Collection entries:
• • •
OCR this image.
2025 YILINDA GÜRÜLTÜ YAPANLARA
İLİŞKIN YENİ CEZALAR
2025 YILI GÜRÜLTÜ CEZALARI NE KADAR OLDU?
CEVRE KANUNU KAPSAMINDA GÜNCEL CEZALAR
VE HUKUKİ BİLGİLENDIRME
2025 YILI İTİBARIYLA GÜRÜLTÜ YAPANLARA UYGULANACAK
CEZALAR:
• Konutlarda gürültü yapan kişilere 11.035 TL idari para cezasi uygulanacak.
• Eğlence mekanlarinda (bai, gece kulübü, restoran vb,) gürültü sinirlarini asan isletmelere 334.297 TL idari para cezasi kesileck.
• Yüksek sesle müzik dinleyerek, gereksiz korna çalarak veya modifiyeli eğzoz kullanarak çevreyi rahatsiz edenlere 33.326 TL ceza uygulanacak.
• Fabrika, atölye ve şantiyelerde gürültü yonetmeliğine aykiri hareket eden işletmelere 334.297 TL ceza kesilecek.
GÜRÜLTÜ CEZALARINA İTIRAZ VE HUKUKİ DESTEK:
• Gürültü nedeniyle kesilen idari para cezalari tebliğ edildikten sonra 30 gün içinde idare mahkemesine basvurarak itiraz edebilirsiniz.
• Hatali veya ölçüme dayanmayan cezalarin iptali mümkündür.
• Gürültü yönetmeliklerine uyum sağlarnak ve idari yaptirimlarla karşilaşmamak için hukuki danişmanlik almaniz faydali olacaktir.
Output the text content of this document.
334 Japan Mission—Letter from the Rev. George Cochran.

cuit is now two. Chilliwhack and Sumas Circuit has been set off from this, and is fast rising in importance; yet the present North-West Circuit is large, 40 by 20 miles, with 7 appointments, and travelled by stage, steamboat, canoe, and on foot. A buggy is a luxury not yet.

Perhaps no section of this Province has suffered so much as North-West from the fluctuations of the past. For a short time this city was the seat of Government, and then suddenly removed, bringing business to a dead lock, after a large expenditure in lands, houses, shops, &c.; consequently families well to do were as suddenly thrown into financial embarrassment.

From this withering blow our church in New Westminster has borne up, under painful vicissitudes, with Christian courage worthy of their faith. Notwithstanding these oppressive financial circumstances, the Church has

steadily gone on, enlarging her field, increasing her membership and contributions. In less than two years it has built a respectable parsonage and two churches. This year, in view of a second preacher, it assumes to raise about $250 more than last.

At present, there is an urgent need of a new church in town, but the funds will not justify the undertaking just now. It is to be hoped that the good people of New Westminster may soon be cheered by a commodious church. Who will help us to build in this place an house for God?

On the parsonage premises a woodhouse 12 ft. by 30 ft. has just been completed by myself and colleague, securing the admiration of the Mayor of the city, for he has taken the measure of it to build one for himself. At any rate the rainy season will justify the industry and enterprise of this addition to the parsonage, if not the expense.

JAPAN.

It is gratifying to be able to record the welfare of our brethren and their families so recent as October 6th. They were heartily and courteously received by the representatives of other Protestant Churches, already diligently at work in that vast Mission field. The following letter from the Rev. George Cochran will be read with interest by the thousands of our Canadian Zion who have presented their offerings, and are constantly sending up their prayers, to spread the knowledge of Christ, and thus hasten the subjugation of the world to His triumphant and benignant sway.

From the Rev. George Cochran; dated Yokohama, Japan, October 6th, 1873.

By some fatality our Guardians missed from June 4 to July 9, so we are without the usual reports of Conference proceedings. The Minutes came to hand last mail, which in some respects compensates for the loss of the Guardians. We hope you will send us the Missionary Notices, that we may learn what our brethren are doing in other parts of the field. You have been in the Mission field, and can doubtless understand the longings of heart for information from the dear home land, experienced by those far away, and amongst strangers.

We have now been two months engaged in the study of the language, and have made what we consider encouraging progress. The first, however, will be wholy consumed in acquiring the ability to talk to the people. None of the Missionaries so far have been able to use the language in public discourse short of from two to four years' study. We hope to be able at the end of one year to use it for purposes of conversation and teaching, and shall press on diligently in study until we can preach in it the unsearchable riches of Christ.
• • •
- [WHAT YOU HAVE TO DO]: Retype every entry word for word.

- [EXERCISE RESULT]:
OCR this image.
2025 YILINDA GÜRÜLTÜ YAPANLARA
İLİŞKIN YENİ CEZALAR
2025 YILI GÜRÜLTÜ CEZALARI NE KADAR OLDU?
CEVRE KANUNU KAPSAMINDA GÜNCEL CEZALAR
VE HUKUKİ BİLGİLENDIRME
2025 YILI İTİBARIYLA GÜRÜLTÜ YAPANLARA UYGULANACAK
CEZALAR:
• Konutlarda gürültü yapan kişilere 11.035 TL idari para cezasi uygulanacak.
• Eğlence mekanlarinda (bai, gece kulübü, restoran vb,) gürültü sinirlarini asan isletmelere 334.297 TL idari para cezasi kesileck.
• Yüksek sesle müzik dinleyerek, gereksiz korna çalarak veya modifiyeli eğzoz kullanarak çevreyi rahatsiz edenlere 33.326 TL ceza uygulanacak.
• Fabrika, atölye ve şantiyelerde gürültü yonetmeliğine aykiri hareket eden işletmelere 334.297 TL ceza kesilecek.
GÜRÜLTÜ CEZALARINA İTIRAZ VE HUKUKİ DESTEK:
• Gürültü nedeniyle kesilen idari para cezalari tebliğ edildikten sonra 30 gün içinde idare mahkemesine basvurarak itiraz edebilirsiniz.
• Hatali veya ölçüme dayanmayan cezalarin iptali mümkündür.
• Gürültü yönetmeliklerine uyum sağlarnak ve idari yaptirimlarla karşilaşmamak için hukuki danişmanlik almaniz faydali olacaktir.
Output the text content of this document.
334 Japan Mission—Letter from the Rev. George Cochran.

cuit is now two. Chilliwhack and Sumas Circuit has been set off from this, and is fast rising in importance; yet the present North-West Circuit is large, 40 by 20 miles, with 7 appointments, and travelled by stage, steamboat, canoe, and on foot. A buggy is a luxury not yet.

Perhaps no section of this Province has suffered so much as North-West from the fluctuations of the past. For a short time this city was the seat of Government, and then suddenly removed, bringing business to a dead lock, after a large expenditure in lands, houses, shops, &c.; consequently families well to do were as suddenly thrown into financial embarrassment.

From this withering blow our church in New Westminster has borne up, under painful vicissitudes, with Christian courage worthy of their faith. Notwithstanding these oppressive financial circumstances, the Church has

steadily gone on, enlarging her field, increasing her membership and contributions. In less than two years it has built a respectable parsonage and two churches. This year, in view of a second preacher, it assumes to raise about $250 more than last.

At present, there is an urgent need of a new church in town, but the funds will not justify the undertaking just now. It is to be hoped that the good people of New Westminster may soon be cheered by a commodious church. Who will help us to build in this place an house for God?

On the parsonage premises a woodhouse 12 ft. by 30 ft. has just been completed by myself and colleague, securing the admiration of the Mayor of the city, for he has taken the measure of it to build one for himself. At any rate the rainy season will justify the industry and enterprise of this addition to the parsonage, if not the expense.

JAPAN.

It is gratifying to be able to record the welfare of our brethren and their families so recent as October 6th. They were heartily and courteously received by the representatives of other Protestant Churches, already diligently at work in that vast Mission field. The following letter from the Rev. George Cochran will be read with interest by the thousands of our Canadian Zion who have presented their offerings, and are constantly sending up their prayers, to spread the knowledge of Christ, and thus hasten the subjugation of the world to His triumphant and benignant sway.

From the Rev. George Cochran; dated Yokohama, Japan, October 6th, 1873.

By some fatality our Guardians missed from June 4 to July 9, so we are without the usual reports of Conference proceedings. The Minutes came to hand last mail, which in some respects compensates for the loss of the Guardians. We hope you will send us the Missionary Notices, that we may learn what our brethren are doing in other parts of the field. You have been in the Mission field, and can doubtless understand the longings of heart for information from the dear home land, experienced by those far away, and amongst strangers.

We have now been two months engaged in the study of the language, and have made what we consider encouraging progress. The first, however, will be wholy consumed in acquiring the ability to talk to the people. None of the Missionaries so far have been able to use the language in public discourse short of from two to four years' study. We hope to be able at the end of one year to use it for purposes of conversation and teaching, and shall press on diligently in study until we can preach in it the unsearchable riches of Christ.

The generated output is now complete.